### DO THIS:
Emit the entire listing verbatim.
═════ EXTRACTED INFORMATION ═════
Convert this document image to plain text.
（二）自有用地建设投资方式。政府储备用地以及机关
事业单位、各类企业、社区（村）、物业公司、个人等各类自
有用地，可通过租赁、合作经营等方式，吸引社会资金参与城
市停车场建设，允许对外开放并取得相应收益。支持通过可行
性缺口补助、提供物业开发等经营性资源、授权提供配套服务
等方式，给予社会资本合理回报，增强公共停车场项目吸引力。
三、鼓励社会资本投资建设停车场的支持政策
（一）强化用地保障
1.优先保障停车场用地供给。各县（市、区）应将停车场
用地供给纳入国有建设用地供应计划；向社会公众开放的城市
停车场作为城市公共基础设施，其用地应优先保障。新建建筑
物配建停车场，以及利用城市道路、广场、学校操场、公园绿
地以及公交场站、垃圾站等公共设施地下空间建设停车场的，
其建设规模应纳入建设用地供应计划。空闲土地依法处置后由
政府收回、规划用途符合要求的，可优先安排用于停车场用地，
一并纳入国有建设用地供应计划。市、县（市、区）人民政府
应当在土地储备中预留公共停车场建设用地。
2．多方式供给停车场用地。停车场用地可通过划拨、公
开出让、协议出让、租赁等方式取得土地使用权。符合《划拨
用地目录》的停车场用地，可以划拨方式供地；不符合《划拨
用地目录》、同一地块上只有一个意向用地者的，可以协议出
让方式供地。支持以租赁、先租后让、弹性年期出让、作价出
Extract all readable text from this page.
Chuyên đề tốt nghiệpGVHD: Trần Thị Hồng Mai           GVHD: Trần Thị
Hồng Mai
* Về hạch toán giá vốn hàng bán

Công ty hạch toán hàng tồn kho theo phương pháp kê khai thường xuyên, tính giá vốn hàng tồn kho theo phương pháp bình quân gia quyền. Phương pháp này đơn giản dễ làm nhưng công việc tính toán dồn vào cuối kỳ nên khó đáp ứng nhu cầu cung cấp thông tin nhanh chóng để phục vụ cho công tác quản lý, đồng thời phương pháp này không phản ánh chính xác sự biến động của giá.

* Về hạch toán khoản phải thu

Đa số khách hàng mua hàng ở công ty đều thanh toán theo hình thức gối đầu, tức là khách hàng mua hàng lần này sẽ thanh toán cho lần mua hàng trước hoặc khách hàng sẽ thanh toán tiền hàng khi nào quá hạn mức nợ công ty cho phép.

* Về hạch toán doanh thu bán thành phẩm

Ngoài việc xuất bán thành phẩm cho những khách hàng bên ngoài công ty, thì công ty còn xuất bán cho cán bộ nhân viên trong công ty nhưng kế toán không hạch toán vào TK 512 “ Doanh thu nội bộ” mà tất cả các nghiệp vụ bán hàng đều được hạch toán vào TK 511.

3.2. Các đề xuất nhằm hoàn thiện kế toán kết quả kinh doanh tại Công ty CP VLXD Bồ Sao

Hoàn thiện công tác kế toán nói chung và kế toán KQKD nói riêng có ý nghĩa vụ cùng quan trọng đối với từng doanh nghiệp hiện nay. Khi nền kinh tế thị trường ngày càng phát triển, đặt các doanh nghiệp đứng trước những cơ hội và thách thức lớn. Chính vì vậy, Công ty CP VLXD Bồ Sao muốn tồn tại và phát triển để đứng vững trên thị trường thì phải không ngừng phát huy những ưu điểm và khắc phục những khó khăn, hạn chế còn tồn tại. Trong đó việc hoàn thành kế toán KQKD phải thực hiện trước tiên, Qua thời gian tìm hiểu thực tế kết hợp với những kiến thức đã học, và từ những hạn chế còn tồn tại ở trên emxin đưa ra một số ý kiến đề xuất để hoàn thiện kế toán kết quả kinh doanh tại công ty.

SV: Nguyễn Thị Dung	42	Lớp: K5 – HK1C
═════
### SOLUTION TO THIS EXERCISE:
Convert this document image to plain text.
（二）自有用地建设投资方式。政府储备用地以及机关
事业单位、各类企业、社区（村）、物业公司、个人等各类自
有用地，可通过租赁、合作经营等方式，吸引社会资金参与城
市停车场建设，允许对外开放并取得相应收益。支持通过可行
性缺口补助、提供物业开发等经营性资源、授权提供配套服务
等方式，给予社会资本合理回报，增强公共停车场项目吸引力。
三、鼓励社会资本投资建设停车场的支持政策
（一）强化用地保障
1.优先保障停车场用地供给。各县（市、区）应将停车场
用地供给纳入国有建设用地供应计划；向社会公众开放的城市
停车场作为城市公共基础设施，其用地应优先保障。新建建筑
物配建停车场，以及利用城市道路、广场、学校操场、公园绿
地以及公交场站、垃圾站等公共设施地下空间建设停车场的，
其建设规模应纳入建设用地供应计划。空闲土地依法处置后由
政府收回、规划用途符合要求的，可优先安排用于停车场用地，
一并纳入国有建设用地供应计划。市、县（市、区）人民政府
应当在土地储备中预留公共停车场建设用地。
2．多方式供给停车场用地。停车场用地可通过划拨、公
开出让、协议出让、租赁等方式取得土地使用权。符合《划拨
用地目录》的停车场用地，可以划拨方式供地；不符合《划拨
用地目录》、同一地块上只有一个意向用地者的，可以协议出
让方式供地。支持以租赁、先租后让、弹性年期出让、作价出
Extract all readable text from this page.
Chuyên đề tốt nghiệpGVHD: Trần Thị Hồng Mai           GVHD: Trần Thị
Hồng Mai
* Về hạch toán giá vốn hàng bán

Công ty hạch toán hàng tồn kho theo phương pháp kê khai thường xuyên, tính giá vốn hàng tồn kho theo phương pháp bình quân gia quyền. Phương pháp này đơn giản dễ làm nhưng công việc tính toán dồn vào cuối kỳ nên khó đáp ứng nhu cầu cung cấp thông tin nhanh chóng để phục vụ cho công tác quản lý, đồng thời phương pháp này không phản ánh chính xác sự biến động của giá.

* Về hạch toán khoản phải thu

Đa số khách hàng mua hàng ở công ty đều thanh toán theo hình thức gối đầu, tức là khách hàng mua hàng lần này sẽ thanh toán cho lần mua hàng trước hoặc khách hàng sẽ thanh toán tiền hàng khi nào quá hạn mức nợ công ty cho phép.

* Về hạch toán doanh thu bán thành phẩm

Ngoài việc xuất bán thành phẩm cho những khách hàng bên ngoài công ty, thì công ty còn xuất bán cho cán bộ nhân viên trong công ty nhưng kế toán không hạch toán vào TK 512 “ Doanh thu nội bộ” mà tất cả các nghiệp vụ bán hàng đều được hạch toán vào TK 511.

3.2. Các đề xuất nhằm hoàn thiện kế toán kết quả kinh doanh tại Công ty CP VLXD Bồ Sao

Hoàn thiện công tác kế toán nói chung và kế toán KQKD nói riêng có ý nghĩa vụ cùng quan trọng đối với từng doanh nghiệp hiện nay. Khi nền kinh tế thị trường ngày càng phát triển, đặt các doanh nghiệp đứng trước những cơ hội và thách thức lớn. Chính vì vậy, Công ty CP VLXD Bồ Sao muốn tồn tại và phát triển để đứng vững trên thị trường thì phải không ngừng phát huy những ưu điểm và khắc phục những khó khăn, hạn chế còn tồn tại. Trong đó việc hoàn thành kế toán KQKD phải thực hiện trước tiên, Qua thời gian tìm hiểu thực tế kết hợp với những kiến thức đã học, và từ những hạn chế còn tồn tại ở trên emxin đưa ra một số ý kiến đề xuất để hoàn thiện kế toán kết quả kinh doanh tại công ty.

SV: Nguyễn Thị Dung	42	Lớp: K5 – HK1C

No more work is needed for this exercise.